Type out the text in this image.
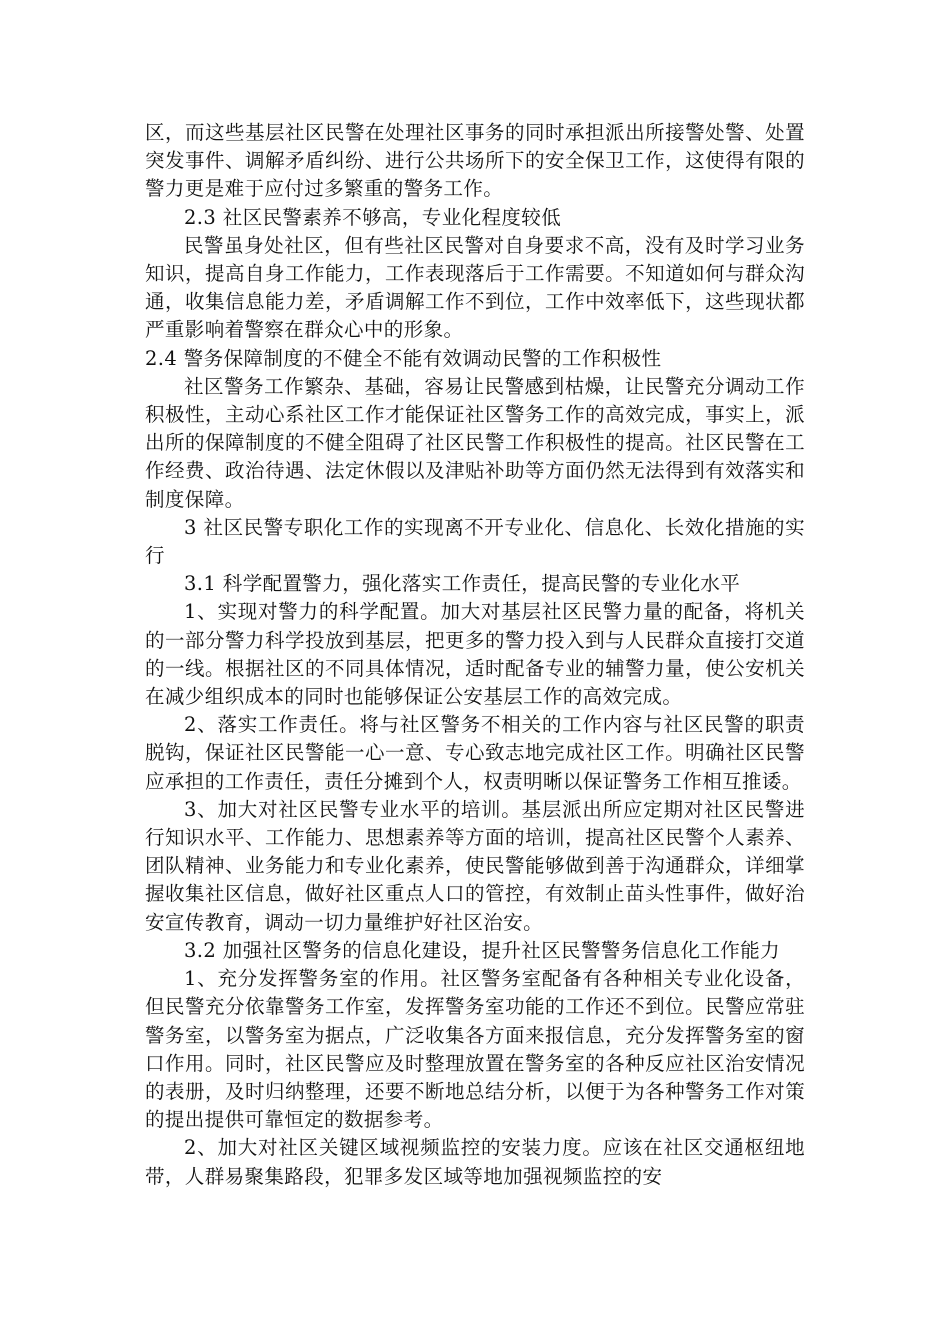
区，而这些基层社区民警在处理社区事务的同时承担派出所接警处警、处置突发事件、调解矛盾纠纷、进行公共场所下的安全保卫工作，这使得有限的警力更是难于应付过多繁重的警务工作。

2.3 社区民警素养不够高，专业化程度较低

民警虽身处社区，但有些社区民警对自身要求不高，没有及时学习业务知识，提高自身工作能力，工作表现落后于工作需要。不知道如何与群众沟通，收集信息能力差，矛盾调解工作不到位，工作中效率低下，这些现状都严重影响着警察在群众心中的形象。

2.4 警务保障制度的不健全不能有效调动民警的工作积极性

社区警务工作繁杂、基础，容易让民警感到枯燥，让民警充分调动工作积极性，主动心系社区工作才能保证社区警务工作的高效完成，事实上，派出所的保障制度的不健全阻碍了社区民警工作积极性的提高。社区民警在工作经费、政治待遇、法定休假以及津贴补助等方面仍然无法得到有效落实和制度保障。

3 社区民警专职化工作的实现离不开专业化、信息化、长效化措施的实行

3.1 科学配置警力，强化落实工作责任，提高民警的专业化水平

1、实现对警力的科学配置。加大对基层社区民警力量的配备，将机关的一部分警力科学投放到基层，把更多的警力投入到与人民群众直接打交道的一线。根据社区的不同具体情况，适时配备专业的辅警力量，使公安机关在减少组织成本的同时也能够保证公安基层工作的高效完成。

2、落实工作责任。将与社区警务不相关的工作内容与社区民警的职责脱钩，保证社区民警能一心一意、专心致志地完成社区工作。明确社区民警应承担的工作责任，责任分摊到个人，权责明晰以保证警务工作相互推诿。

3、加大对社区民警专业水平的培训。基层派出所应定期对社区民警进行知识水平、工作能力、思想素养等方面的培训，提高社区民警个人素养、团队精神、业务能力和专业化素养，使民警能够做到善于沟通群众，详细掌握收集社区信息，做好社区重点人口的管控，有效制止苗头性事件，做好治安宣传教育，调动一切力量维护好社区治安。

3.2 加强社区警务的信息化建设，提升社区民警警务信息化工作能力

1、充分发挥警务室的作用。社区警务室配备有各种相关专业化设备，但民警充分依靠警务工作室，发挥警务室功能的工作还不到位。民警应常驻警务室，以警务室为据点，广泛收集各方面来报信息，充分发挥警务室的窗口作用。同时，社区民警应及时整理放置在警务室的各种反应社区治安情况的表册，及时归纳整理，还要不断地总结分析，以便于为各种警务工作对策的提出提供可靠恒定的数据参考。

2、加大对社区关键区域视频监控的安装力度。应该在社区交通枢纽地带，人群易聚集路段，犯罪多发区域等地加强视频监控的安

◆ Exercise requirements
Skip the images and write out the rest of the listing exactly.

◆ Complete response
Type out the text in this image.
区，而这些基层社区民警在处理社区事务的同时承担派出所接警处警、处置突发事件、调解矛盾纠纷、进行公共场所下的安全保卫工作，这使得有限的警力更是难于应付过多繁重的警务工作。

2.3 社区民警素养不够高，专业化程度较低

民警虽身处社区，但有些社区民警对自身要求不高，没有及时学习业务知识，提高自身工作能力，工作表现落后于工作需要。不知道如何与群众沟通，收集信息能力差，矛盾调解工作不到位，工作中效率低下，这些现状都严重影响着警察在群众心中的形象。

2.4 警务保障制度的不健全不能有效调动民警的工作积极性

社区警务工作繁杂、基础，容易让民警感到枯燥，让民警充分调动工作积极性，主动心系社区工作才能保证社区警务工作的高效完成，事实上，派出所的保障制度的不健全阻碍了社区民警工作积极性的提高。社区民警在工作经费、政治待遇、法定休假以及津贴补助等方面仍然无法得到有效落实和制度保障。

3 社区民警专职化工作的实现离不开专业化、信息化、长效化措施的实行

3.1 科学配置警力，强化落实工作责任，提高民警的专业化水平

1、实现对警力的科学配置。加大对基层社区民警力量的配备，将机关的一部分警力科学投放到基层，把更多的警力投入到与人民群众直接打交道的一线。根据社区的不同具体情况，适时配备专业的辅警力量，使公安机关在减少组织成本的同时也能够保证公安基层工作的高效完成。

2、落实工作责任。将与社区警务不相关的工作内容与社区民警的职责脱钩，保证社区民警能一心一意、专心致志地完成社区工作。明确社区民警应承担的工作责任，责任分摊到个人，权责明晰以保证警务工作相互推诿。

3、加大对社区民警专业水平的培训。基层派出所应定期对社区民警进行知识水平、工作能力、思想素养等方面的培训，提高社区民警个人素养、团队精神、业务能力和专业化素养，使民警能够做到善于沟通群众，详细掌握收集社区信息，做好社区重点人口的管控，有效制止苗头性事件，做好治安宣传教育，调动一切力量维护好社区治安。

3.2 加强社区警务的信息化建设，提升社区民警警务信息化工作能力

1、充分发挥警务室的作用。社区警务室配备有各种相关专业化设备，但民警充分依靠警务工作室，发挥警务室功能的工作还不到位。民警应常驻警务室，以警务室为据点，广泛收集各方面来报信息，充分发挥警务室的窗口作用。同时，社区民警应及时整理放置在警务室的各种反应社区治安情况的表册，及时归纳整理，还要不断地总结分析，以便于为各种警务工作对策的提出提供可靠恒定的数据参考。

2、加大对社区关键区域视频监控的安装力度。应该在社区交通枢纽地带，人群易聚集路段，犯罪多发区域等地加强视频监控的安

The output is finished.